■ **DATA SHOWN**
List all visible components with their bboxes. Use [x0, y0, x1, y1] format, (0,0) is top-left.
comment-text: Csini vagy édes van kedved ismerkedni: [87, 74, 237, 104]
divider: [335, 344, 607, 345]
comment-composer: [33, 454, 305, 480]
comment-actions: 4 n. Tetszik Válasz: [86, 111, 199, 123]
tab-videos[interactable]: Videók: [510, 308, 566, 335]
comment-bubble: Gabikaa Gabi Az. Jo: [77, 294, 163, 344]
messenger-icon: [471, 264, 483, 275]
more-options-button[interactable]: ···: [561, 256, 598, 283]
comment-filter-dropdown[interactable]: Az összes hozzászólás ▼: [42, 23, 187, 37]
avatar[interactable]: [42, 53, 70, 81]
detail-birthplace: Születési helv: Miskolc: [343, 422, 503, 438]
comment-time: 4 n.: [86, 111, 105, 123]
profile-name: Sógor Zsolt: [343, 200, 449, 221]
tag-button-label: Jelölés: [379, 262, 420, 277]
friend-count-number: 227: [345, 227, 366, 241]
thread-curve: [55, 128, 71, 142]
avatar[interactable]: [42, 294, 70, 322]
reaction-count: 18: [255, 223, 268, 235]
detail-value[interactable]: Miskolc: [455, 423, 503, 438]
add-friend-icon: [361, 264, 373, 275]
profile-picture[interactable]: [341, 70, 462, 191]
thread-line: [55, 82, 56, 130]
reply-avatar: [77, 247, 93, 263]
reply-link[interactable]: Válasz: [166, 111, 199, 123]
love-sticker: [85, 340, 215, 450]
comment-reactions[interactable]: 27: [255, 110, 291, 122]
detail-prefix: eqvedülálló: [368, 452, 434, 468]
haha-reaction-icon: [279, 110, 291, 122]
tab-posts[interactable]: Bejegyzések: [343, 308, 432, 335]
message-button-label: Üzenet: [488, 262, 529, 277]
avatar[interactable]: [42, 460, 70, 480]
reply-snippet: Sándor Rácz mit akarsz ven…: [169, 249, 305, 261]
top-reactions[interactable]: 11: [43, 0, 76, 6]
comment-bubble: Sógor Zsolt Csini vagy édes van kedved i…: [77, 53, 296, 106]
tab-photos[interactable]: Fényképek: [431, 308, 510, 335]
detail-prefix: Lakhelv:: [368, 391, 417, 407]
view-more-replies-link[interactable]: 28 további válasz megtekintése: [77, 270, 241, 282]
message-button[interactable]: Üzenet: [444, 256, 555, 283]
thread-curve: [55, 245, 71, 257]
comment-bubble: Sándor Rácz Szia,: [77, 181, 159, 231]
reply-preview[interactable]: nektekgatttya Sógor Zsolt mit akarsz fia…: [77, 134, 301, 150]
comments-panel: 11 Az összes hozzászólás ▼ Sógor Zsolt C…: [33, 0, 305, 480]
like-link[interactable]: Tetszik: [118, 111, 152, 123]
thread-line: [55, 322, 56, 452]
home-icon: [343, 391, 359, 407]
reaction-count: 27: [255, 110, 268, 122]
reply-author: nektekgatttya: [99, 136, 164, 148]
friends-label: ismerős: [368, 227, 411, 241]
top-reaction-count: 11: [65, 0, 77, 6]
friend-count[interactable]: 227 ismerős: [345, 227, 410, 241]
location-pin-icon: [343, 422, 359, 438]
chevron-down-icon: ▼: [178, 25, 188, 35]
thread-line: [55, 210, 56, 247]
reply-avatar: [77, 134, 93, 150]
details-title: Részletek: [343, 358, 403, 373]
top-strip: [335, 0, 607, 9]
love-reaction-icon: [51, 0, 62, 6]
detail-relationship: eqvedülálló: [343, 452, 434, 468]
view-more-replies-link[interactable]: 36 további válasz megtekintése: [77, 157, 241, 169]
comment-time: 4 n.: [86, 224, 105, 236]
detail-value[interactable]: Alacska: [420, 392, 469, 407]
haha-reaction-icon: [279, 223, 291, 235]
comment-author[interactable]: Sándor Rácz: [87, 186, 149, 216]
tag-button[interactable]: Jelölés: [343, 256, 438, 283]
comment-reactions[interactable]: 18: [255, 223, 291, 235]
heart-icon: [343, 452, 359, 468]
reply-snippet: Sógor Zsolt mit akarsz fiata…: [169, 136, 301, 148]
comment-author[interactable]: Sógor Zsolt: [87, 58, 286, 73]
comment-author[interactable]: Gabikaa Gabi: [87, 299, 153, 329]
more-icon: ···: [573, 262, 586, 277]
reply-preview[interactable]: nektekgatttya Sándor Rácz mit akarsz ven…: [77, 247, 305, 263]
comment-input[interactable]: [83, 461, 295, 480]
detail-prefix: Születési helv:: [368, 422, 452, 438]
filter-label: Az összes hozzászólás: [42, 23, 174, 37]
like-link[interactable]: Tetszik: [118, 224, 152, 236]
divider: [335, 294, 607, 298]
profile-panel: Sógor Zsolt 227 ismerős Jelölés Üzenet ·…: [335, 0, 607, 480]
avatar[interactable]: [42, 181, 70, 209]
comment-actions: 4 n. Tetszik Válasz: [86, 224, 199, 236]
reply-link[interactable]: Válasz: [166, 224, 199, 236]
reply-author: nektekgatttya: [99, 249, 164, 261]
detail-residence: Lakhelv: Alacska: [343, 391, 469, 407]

■ **EXERCISE REQUIREMENTS**
Write out all of the entries above again, word for word and in the same order.

■ **ANSWER TO THE EXERCISE**
List all visible components with their bboxes. Use [x0, y0, x1, y1] format, (0,0) is top-left.
comment-text: Csini vagy édes van kedved ismerkedni: [87, 74, 237, 104]
divider: [335, 344, 607, 345]
comment-composer: [33, 454, 305, 480]
comment-actions: 4 n. Tetszik Válasz: [86, 111, 199, 123]
tab-videos[interactable]: Videók: [510, 308, 566, 335]
comment-bubble: Gabikaa Gabi Az. Jo: [77, 294, 163, 344]
messenger-icon: [471, 264, 483, 275]
more-options-button[interactable]: ···: [561, 256, 598, 283]
comment-filter-dropdown[interactable]: Az összes hozzászólás ▼: [42, 23, 187, 37]
avatar[interactable]: [42, 53, 70, 81]
detail-birthplace: Születési helv: Miskolc: [343, 422, 503, 438]
comment-time: 4 n.: [86, 111, 105, 123]
profile-name: Sógor Zsolt: [343, 200, 449, 221]
tag-button-label: Jelölés: [379, 262, 420, 277]
friend-count-number: 227: [345, 227, 366, 241]
thread-curve: [55, 128, 71, 142]
avatar[interactable]: [42, 294, 70, 322]
reaction-count: 18: [255, 223, 268, 235]
detail-value[interactable]: Miskolc: [455, 423, 503, 438]
add-friend-icon: [361, 264, 373, 275]
profile-picture[interactable]: [341, 70, 462, 191]
thread-line: [55, 82, 56, 130]
reply-avatar: [77, 247, 93, 263]
reply-link[interactable]: Válasz: [166, 111, 199, 123]
love-sticker: [85, 340, 215, 450]
comment-reactions[interactable]: 27: [255, 110, 291, 122]
detail-prefix: eqvedülálló: [368, 452, 434, 468]
haha-reaction-icon: [279, 110, 291, 122]
tab-posts[interactable]: Bejegyzések: [343, 308, 432, 335]
message-button-label: Üzenet: [488, 262, 529, 277]
avatar[interactable]: [42, 460, 70, 480]
reply-snippet: Sándor Rácz mit akarsz ven…: [169, 249, 305, 261]
top-reactions[interactable]: 11: [43, 0, 76, 6]
comment-bubble: Sógor Zsolt Csini vagy édes van kedved i…: [77, 53, 296, 106]
tab-photos[interactable]: Fényképek: [431, 308, 510, 335]
detail-prefix: Lakhelv:: [368, 391, 417, 407]
view-more-replies-link[interactable]: 28 további válasz megtekintése: [77, 270, 241, 282]
message-button[interactable]: Üzenet: [444, 256, 555, 283]
thread-curve: [55, 245, 71, 257]
comment-bubble: Sándor Rácz Szia,: [77, 181, 159, 231]
reply-preview[interactable]: nektekgatttya Sógor Zsolt mit akarsz fia…: [77, 134, 301, 150]
comments-panel: 11 Az összes hozzászólás ▼ Sógor Zsolt C…: [33, 0, 305, 480]
like-link[interactable]: Tetszik: [118, 111, 152, 123]
thread-line: [55, 322, 56, 452]
home-icon: [343, 391, 359, 407]
reaction-count: 27: [255, 110, 268, 122]
reply-author: nektekgatttya: [99, 136, 164, 148]
friends-label: ismerős: [368, 227, 411, 241]
top-reaction-count: 11: [65, 0, 77, 6]
friend-count[interactable]: 227 ismerős: [345, 227, 410, 241]
location-pin-icon: [343, 422, 359, 438]
chevron-down-icon: ▼: [178, 25, 188, 35]
thread-line: [55, 210, 56, 247]
reply-avatar: [77, 134, 93, 150]
details-title: Részletek: [343, 358, 403, 373]
top-strip: [335, 0, 607, 9]
love-reaction-icon: [51, 0, 62, 6]
detail-relationship: eqvedülálló: [343, 452, 434, 468]
view-more-replies-link[interactable]: 36 további válasz megtekintése: [77, 157, 241, 169]
comment-time: 4 n.: [86, 224, 105, 236]
detail-value[interactable]: Alacska: [420, 392, 469, 407]
haha-reaction-icon: [279, 223, 291, 235]
comment-author[interactable]: Sándor Rácz: [87, 186, 149, 216]
tag-button[interactable]: Jelölés: [343, 256, 438, 283]
comment-reactions[interactable]: 18: [255, 223, 291, 235]
heart-icon: [343, 452, 359, 468]
reply-snippet: Sógor Zsolt mit akarsz fiata…: [169, 136, 301, 148]
comment-author[interactable]: Sógor Zsolt: [87, 58, 286, 73]
comment-author[interactable]: Gabikaa Gabi: [87, 299, 153, 329]
more-icon: ···: [573, 262, 586, 277]
reply-preview[interactable]: nektekgatttya Sándor Rácz mit akarsz ven…: [77, 247, 305, 263]
comment-input[interactable]: [83, 461, 295, 480]
detail-prefix: Születési helv:: [368, 422, 452, 438]
filter-label: Az összes hozzászólás: [42, 23, 174, 37]
like-link[interactable]: Tetszik: [118, 224, 152, 236]
divider: [335, 294, 607, 298]
profile-panel: Sógor Zsolt 227 ismerős Jelölés Üzenet ·…: [335, 0, 607, 480]
avatar[interactable]: [42, 181, 70, 209]
comment-actions: 4 n. Tetszik Válasz: [86, 224, 199, 236]
reply-link[interactable]: Válasz: [166, 224, 199, 236]
reply-author: nektekgatttya: [99, 249, 164, 261]
detail-residence: Lakhelv: Alacska: [343, 391, 469, 407]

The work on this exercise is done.